:: Request ::
Present every line in which the string "Execution" appears.

>>

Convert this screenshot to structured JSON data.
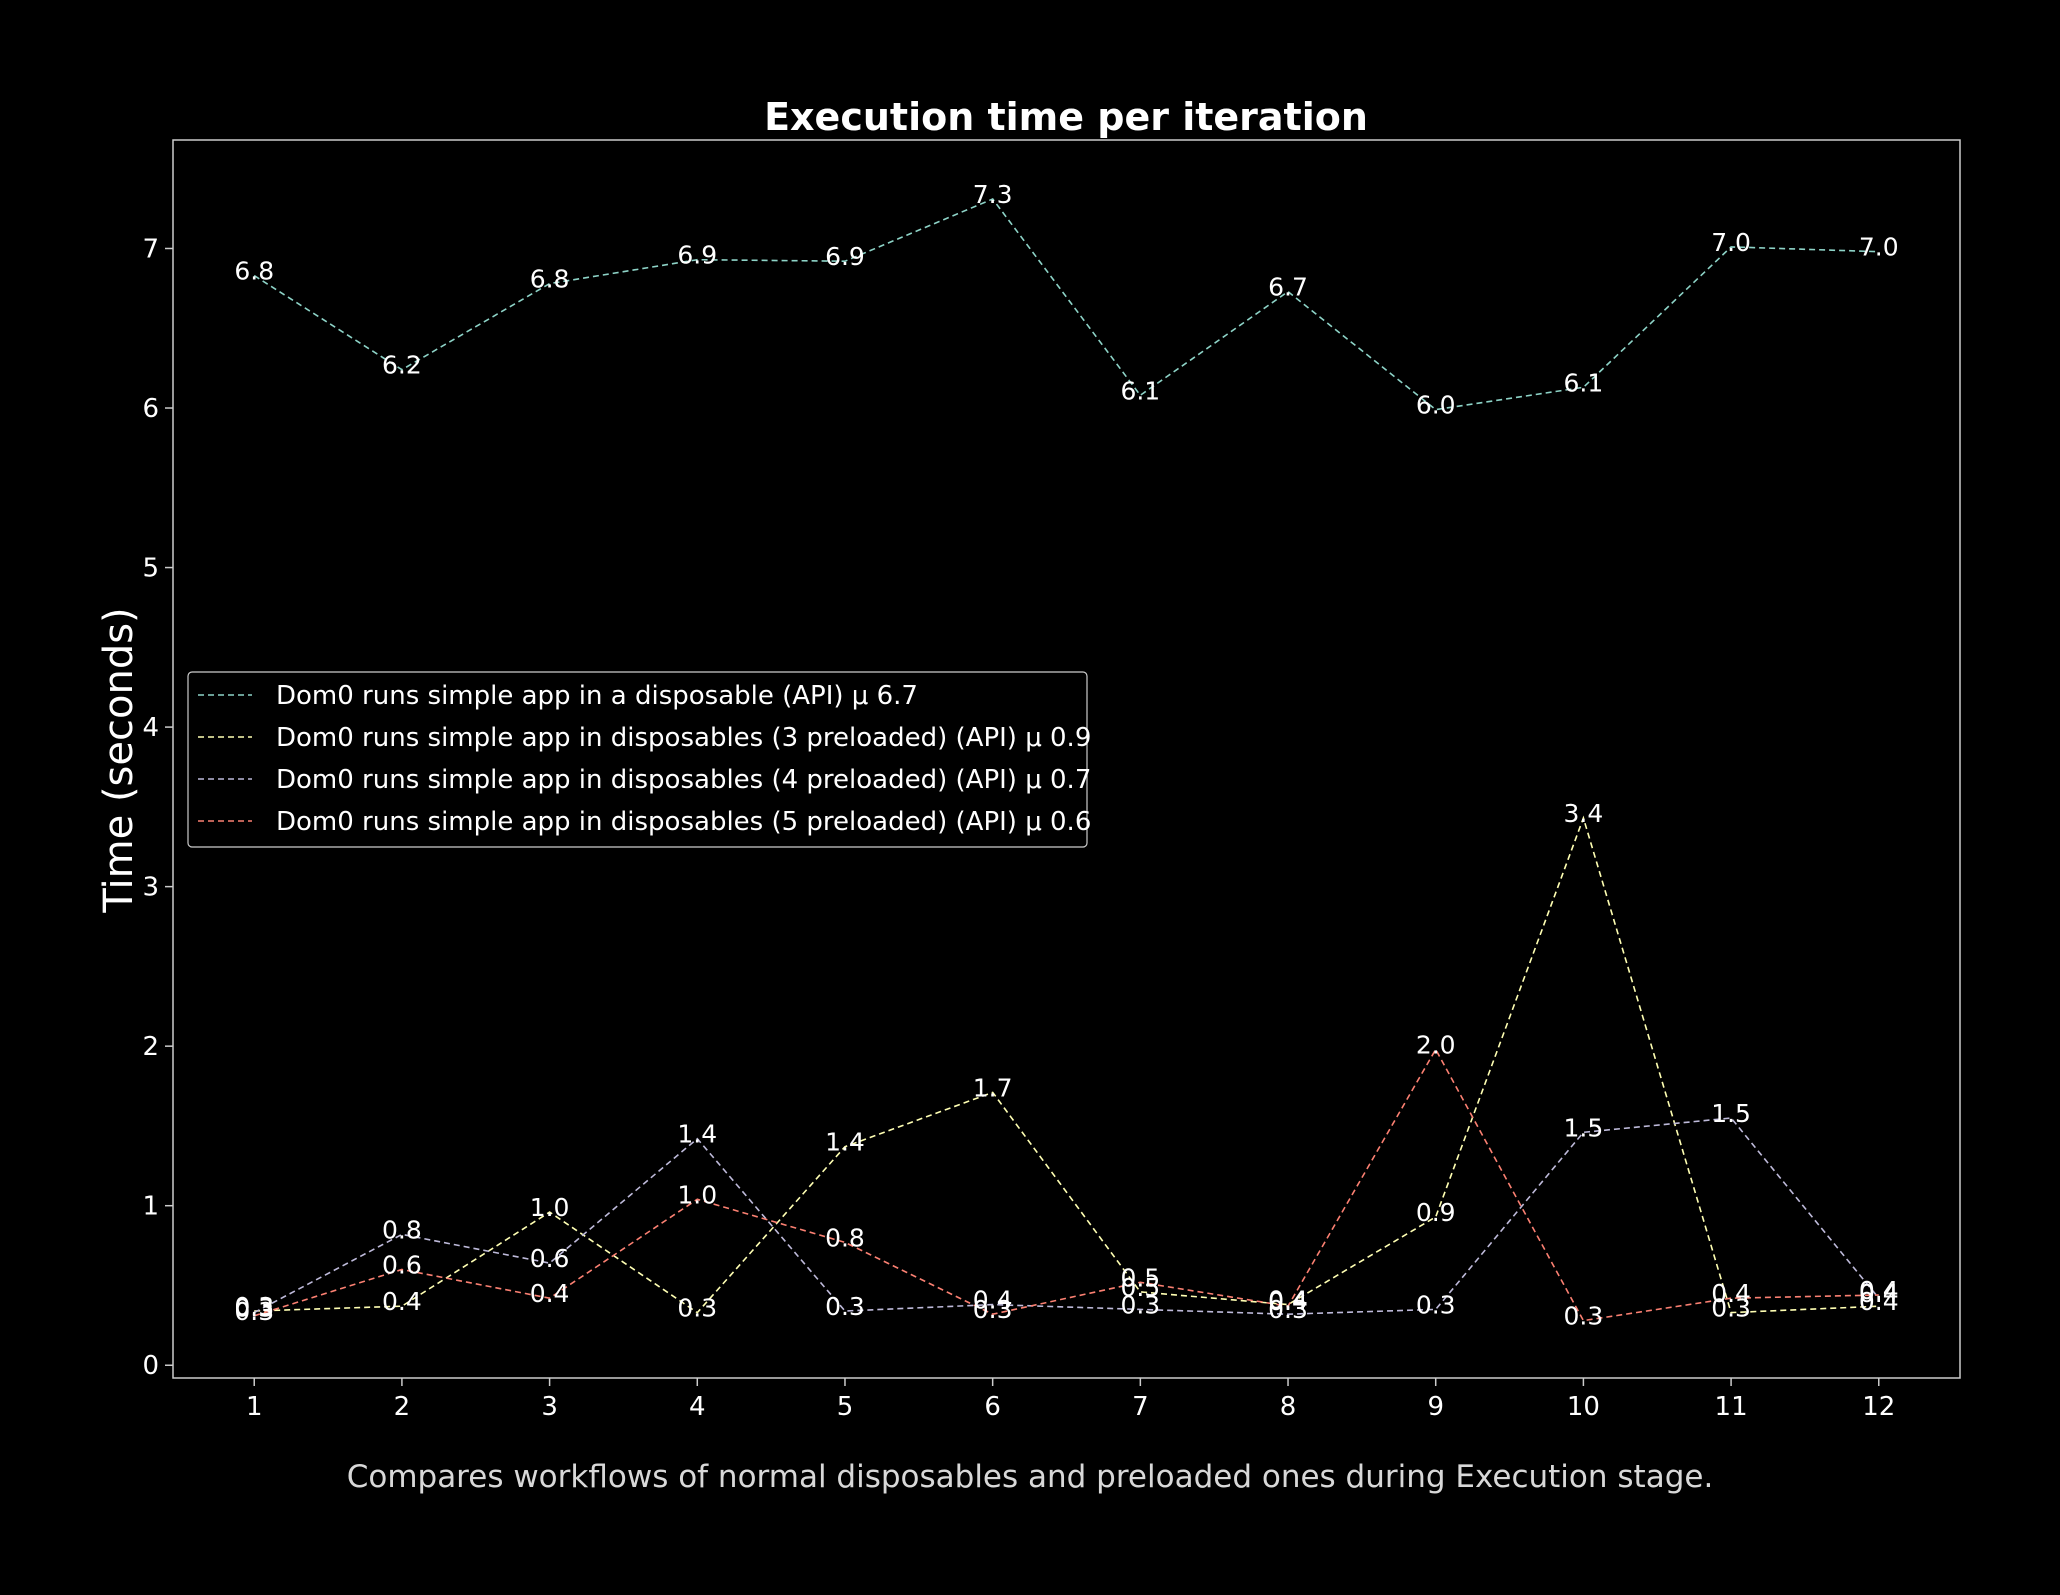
{
  "chart_data": {
    "type": "line",
    "title": "Execution time per iteration",
    "xlabel": "",
    "ylabel": "Time (seconds)",
    "caption": "Compares workflows of normal disposables and preloaded ones during Execution stage.",
    "x": [
      1,
      2,
      3,
      4,
      5,
      6,
      7,
      8,
      9,
      10,
      11,
      12
    ],
    "xlim": [
      0.45,
      12.55
    ],
    "ylim": [
      -0.08,
      7.68
    ],
    "yticks": [
      0,
      1,
      2,
      3,
      4,
      5,
      6,
      7
    ],
    "grid": false,
    "legend_position": "center-left",
    "series": [
      {
        "name": "Dom0 runs simple app in a disposable (API) μ 6.7",
        "color": "#8dd3c7",
        "values": [
          6.83,
          6.24,
          6.78,
          6.93,
          6.92,
          7.31,
          6.08,
          6.73,
          5.99,
          6.13,
          7.01,
          6.98
        ],
        "labels": [
          "6.8",
          "6.2",
          "6.8",
          "6.9",
          "6.9",
          "7.3",
          "6.1",
          "6.7",
          "6.0",
          "6.1",
          "7.0",
          "7.0"
        ]
      },
      {
        "name": "Dom0 runs simple app in disposables (3 preloaded) (API) μ 0.9",
        "color": "#ffffb3",
        "values": [
          0.34,
          0.37,
          0.96,
          0.33,
          1.37,
          1.71,
          0.46,
          0.38,
          0.93,
          3.43,
          0.33,
          0.37
        ],
        "labels": [
          "0.3",
          "0.4",
          "1.0",
          "0.3",
          "1.4",
          "1.7",
          "0.5",
          "0.4",
          "0.9",
          "3.4",
          "0.3",
          "0.4"
        ]
      },
      {
        "name": "Dom0 runs simple app in disposables (4 preloaded) (API) μ 0.7",
        "color": "#bebada",
        "values": [
          0.33,
          0.82,
          0.64,
          1.42,
          0.34,
          0.38,
          0.35,
          0.32,
          0.35,
          1.46,
          1.55,
          0.42
        ],
        "labels": [
          "0.3",
          "0.8",
          "0.6",
          "1.4",
          "0.3",
          "0.4",
          "0.3",
          "0.3",
          "0.3",
          "1.5",
          "1.5",
          "0.4"
        ]
      },
      {
        "name": "Dom0 runs simple app in disposables (5 preloaded) (API) μ 0.6",
        "color": "#fb8072",
        "values": [
          0.31,
          0.6,
          0.42,
          1.04,
          0.77,
          0.32,
          0.52,
          0.37,
          1.98,
          0.28,
          0.42,
          0.44
        ],
        "labels": [
          "0.3",
          "0.6",
          "0.4",
          "1.0",
          "0.8",
          "0.3",
          "0.5",
          "0.4",
          "2.0",
          "0.3",
          "0.4",
          "0.4"
        ]
      }
    ]
  }
}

<<

:: Finished exercise ::
    "title": "Execution time per iteration",
    "caption": "Compares workflows of normal disposables and preloaded ones during Execution stage.",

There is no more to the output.